--- EXERCISE MATERIAL ---

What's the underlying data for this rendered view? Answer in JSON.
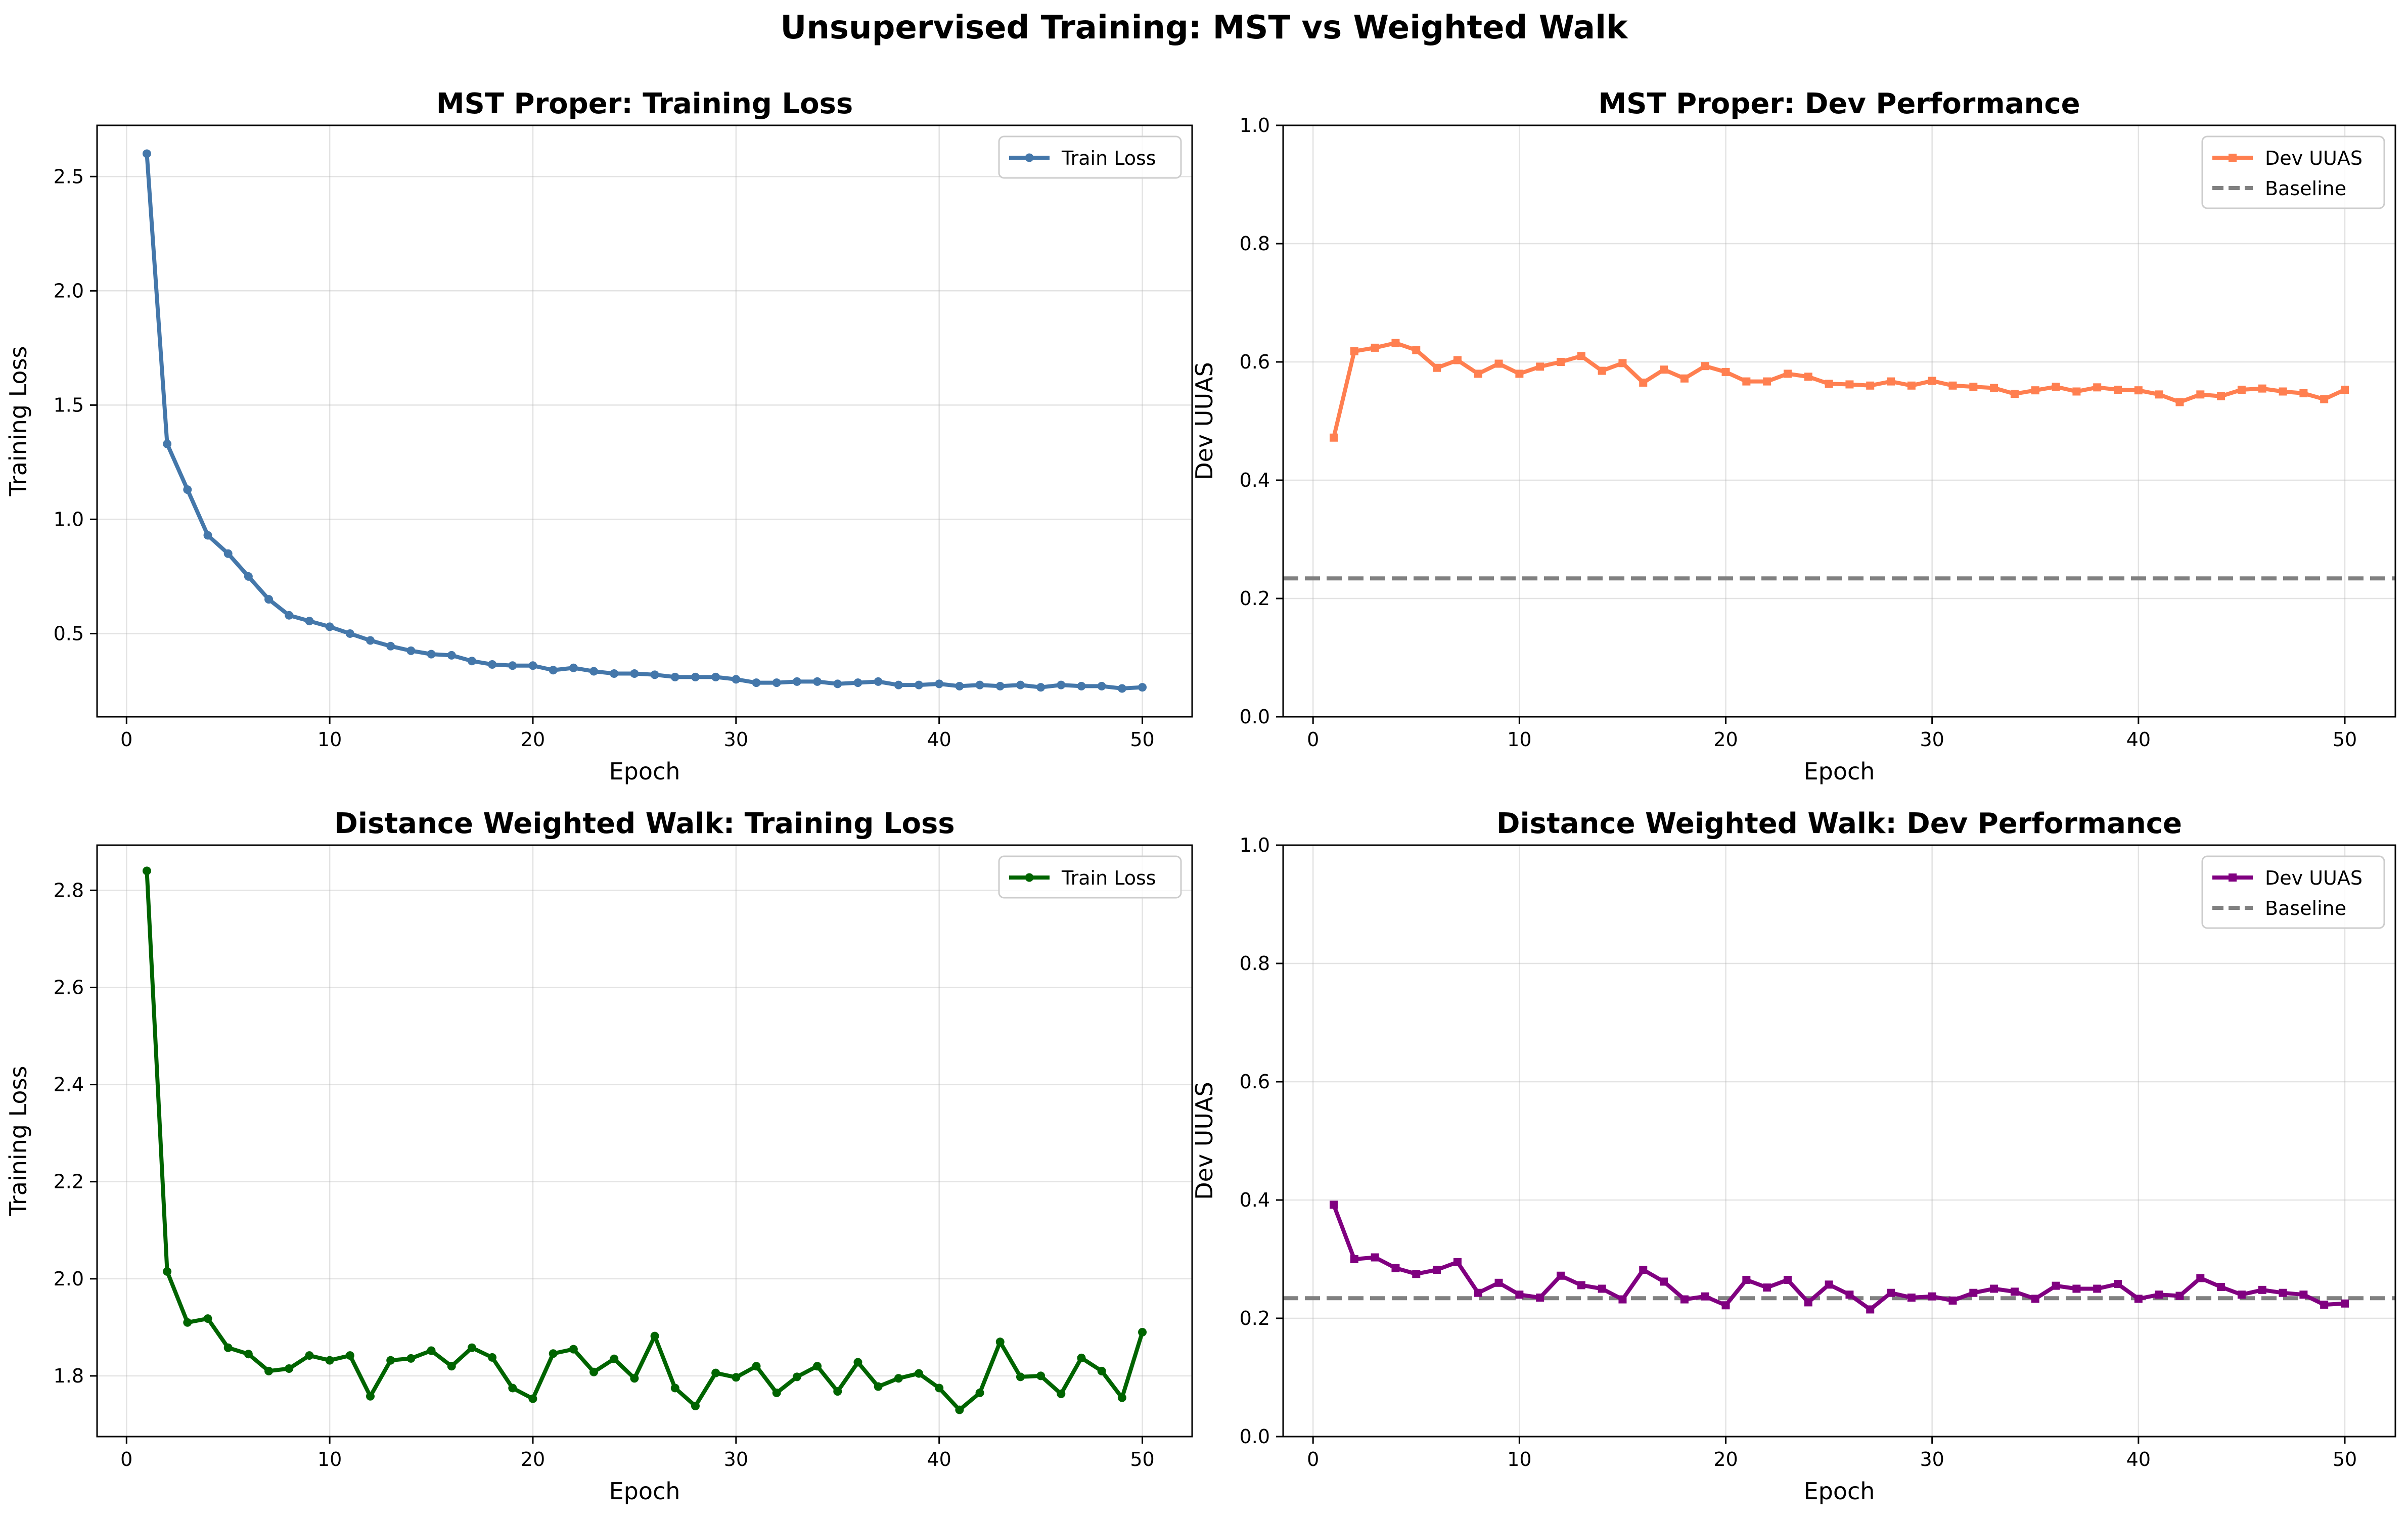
{
  "figure": {
    "title": "Unsupervised Training: MST vs Weighted Walk"
  },
  "chart_data": [
    {
      "id": "p1",
      "type": "line",
      "title": "MST Proper: Training Loss",
      "xlabel": "Epoch",
      "ylabel": "Training Loss",
      "xlim": [
        -1.45,
        52.45
      ],
      "ylim": [
        0.136,
        2.724
      ],
      "xticks": [
        0,
        10,
        20,
        30,
        40,
        50
      ],
      "yticks": [
        0.5,
        1.0,
        1.5,
        2.0,
        2.5
      ],
      "ytick_labels": [
        "0.5",
        "1.0",
        "1.5",
        "2.0",
        "2.5"
      ],
      "grid": true,
      "legend": "upper right",
      "series": [
        {
          "name": "Train Loss",
          "color": "#4477aa",
          "marker": "circle",
          "x": [
            1,
            2,
            3,
            4,
            5,
            6,
            7,
            8,
            9,
            10,
            11,
            12,
            13,
            14,
            15,
            16,
            17,
            18,
            19,
            20,
            21,
            22,
            23,
            24,
            25,
            26,
            27,
            28,
            29,
            30,
            31,
            32,
            33,
            34,
            35,
            36,
            37,
            38,
            39,
            40,
            41,
            42,
            43,
            44,
            45,
            46,
            47,
            48,
            49,
            50
          ],
          "y": [
            2.6,
            1.33,
            1.13,
            0.93,
            0.85,
            0.75,
            0.65,
            0.58,
            0.555,
            0.53,
            0.5,
            0.47,
            0.445,
            0.425,
            0.41,
            0.405,
            0.38,
            0.365,
            0.36,
            0.36,
            0.34,
            0.35,
            0.335,
            0.325,
            0.325,
            0.32,
            0.31,
            0.31,
            0.31,
            0.3,
            0.285,
            0.285,
            0.29,
            0.29,
            0.28,
            0.285,
            0.29,
            0.275,
            0.275,
            0.28,
            0.27,
            0.275,
            0.27,
            0.275,
            0.265,
            0.275,
            0.27,
            0.27,
            0.26,
            0.265
          ]
        }
      ]
    },
    {
      "id": "p2",
      "type": "line",
      "title": "MST Proper: Dev Performance",
      "xlabel": "Epoch",
      "ylabel": "Dev UUAS",
      "xlim": [
        -1.45,
        52.45
      ],
      "ylim": [
        0.0,
        1.0
      ],
      "xticks": [
        0,
        10,
        20,
        30,
        40,
        50
      ],
      "yticks": [
        0.0,
        0.2,
        0.4,
        0.6,
        0.8,
        1.0
      ],
      "ytick_labels": [
        "0.0",
        "0.2",
        "0.4",
        "0.6",
        "0.8",
        "1.0"
      ],
      "grid": true,
      "legend": "upper right",
      "baseline": {
        "name": "Baseline",
        "value": 0.234,
        "color": "#808080"
      },
      "series": [
        {
          "name": "Dev UUAS",
          "color": "#ff7f50",
          "marker": "square",
          "x": [
            1,
            2,
            3,
            4,
            5,
            6,
            7,
            8,
            9,
            10,
            11,
            12,
            13,
            14,
            15,
            16,
            17,
            18,
            19,
            20,
            21,
            22,
            23,
            24,
            25,
            26,
            27,
            28,
            29,
            30,
            31,
            32,
            33,
            34,
            35,
            36,
            37,
            38,
            39,
            40,
            41,
            42,
            43,
            44,
            45,
            46,
            47,
            48,
            49,
            50
          ],
          "y": [
            0.472,
            0.618,
            0.624,
            0.632,
            0.62,
            0.59,
            0.603,
            0.58,
            0.597,
            0.58,
            0.592,
            0.6,
            0.61,
            0.585,
            0.598,
            0.565,
            0.587,
            0.572,
            0.593,
            0.583,
            0.567,
            0.567,
            0.58,
            0.575,
            0.563,
            0.562,
            0.56,
            0.567,
            0.56,
            0.568,
            0.56,
            0.558,
            0.556,
            0.546,
            0.552,
            0.558,
            0.55,
            0.557,
            0.553,
            0.552,
            0.545,
            0.532,
            0.545,
            0.542,
            0.553,
            0.555,
            0.55,
            0.547,
            0.537,
            0.553
          ]
        }
      ]
    },
    {
      "id": "p3",
      "type": "line",
      "title": "Distance Weighted Walk: Training Loss",
      "xlabel": "Epoch",
      "ylabel": "Training Loss",
      "xlim": [
        -1.45,
        52.45
      ],
      "ylim": [
        1.675,
        2.893
      ],
      "xticks": [
        0,
        10,
        20,
        30,
        40,
        50
      ],
      "yticks": [
        1.8,
        2.0,
        2.2,
        2.4,
        2.6,
        2.8
      ],
      "ytick_labels": [
        "1.8",
        "2.0",
        "2.2",
        "2.4",
        "2.6",
        "2.8"
      ],
      "grid": true,
      "legend": "upper right",
      "series": [
        {
          "name": "Train Loss",
          "color": "#006400",
          "marker": "circle",
          "x": [
            1,
            2,
            3,
            4,
            5,
            6,
            7,
            8,
            9,
            10,
            11,
            12,
            13,
            14,
            15,
            16,
            17,
            18,
            19,
            20,
            21,
            22,
            23,
            24,
            25,
            26,
            27,
            28,
            29,
            30,
            31,
            32,
            33,
            34,
            35,
            36,
            37,
            38,
            39,
            40,
            41,
            42,
            43,
            44,
            45,
            46,
            47,
            48,
            49,
            50
          ],
          "y": [
            2.84,
            2.015,
            1.91,
            1.918,
            1.858,
            1.845,
            1.81,
            1.815,
            1.842,
            1.832,
            1.842,
            1.758,
            1.832,
            1.836,
            1.852,
            1.82,
            1.858,
            1.838,
            1.775,
            1.753,
            1.846,
            1.855,
            1.808,
            1.835,
            1.795,
            1.882,
            1.775,
            1.738,
            1.806,
            1.797,
            1.82,
            1.765,
            1.798,
            1.82,
            1.768,
            1.828,
            1.778,
            1.795,
            1.805,
            1.775,
            1.73,
            1.765,
            1.87,
            1.798,
            1.8,
            1.763,
            1.837,
            1.81,
            1.755,
            1.89
          ]
        }
      ]
    },
    {
      "id": "p4",
      "type": "line",
      "title": "Distance Weighted Walk: Dev Performance",
      "xlabel": "Epoch",
      "ylabel": "Dev UUAS",
      "xlim": [
        -1.45,
        52.45
      ],
      "ylim": [
        0.0,
        1.0
      ],
      "xticks": [
        0,
        10,
        20,
        30,
        40,
        50
      ],
      "yticks": [
        0.0,
        0.2,
        0.4,
        0.6,
        0.8,
        1.0
      ],
      "ytick_labels": [
        "0.0",
        "0.2",
        "0.4",
        "0.6",
        "0.8",
        "1.0"
      ],
      "grid": true,
      "legend": "upper right",
      "baseline": {
        "name": "Baseline",
        "value": 0.234,
        "color": "#808080"
      },
      "series": [
        {
          "name": "Dev UUAS",
          "color": "#800080",
          "marker": "square",
          "x": [
            1,
            2,
            3,
            4,
            5,
            6,
            7,
            8,
            9,
            10,
            11,
            12,
            13,
            14,
            15,
            16,
            17,
            18,
            19,
            20,
            21,
            22,
            23,
            24,
            25,
            26,
            27,
            28,
            29,
            30,
            31,
            32,
            33,
            34,
            35,
            36,
            37,
            38,
            39,
            40,
            41,
            42,
            43,
            44,
            45,
            46,
            47,
            48,
            49,
            50
          ],
          "y": [
            0.392,
            0.3,
            0.303,
            0.285,
            0.275,
            0.282,
            0.295,
            0.243,
            0.26,
            0.24,
            0.235,
            0.272,
            0.256,
            0.25,
            0.232,
            0.282,
            0.262,
            0.232,
            0.237,
            0.222,
            0.265,
            0.252,
            0.265,
            0.227,
            0.257,
            0.24,
            0.215,
            0.243,
            0.235,
            0.237,
            0.23,
            0.243,
            0.25,
            0.245,
            0.233,
            0.255,
            0.25,
            0.25,
            0.258,
            0.233,
            0.24,
            0.238,
            0.268,
            0.253,
            0.24,
            0.248,
            0.243,
            0.24,
            0.223,
            0.225
          ]
        }
      ]
    }
  ]
}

---

_REQUIRED WORK_: Note every line above where the string "Training" shows up, and copy those lines.

_SOLUTION TO THE EXERCISE_:
    "title": "Unsupervised Training: MST vs Weighted Walk"
      "title": "MST Proper: Training Loss",
      "ylabel": "Training Loss",
      "title": "Distance Weighted Walk: Training Loss",
      "ylabel": "Training Loss",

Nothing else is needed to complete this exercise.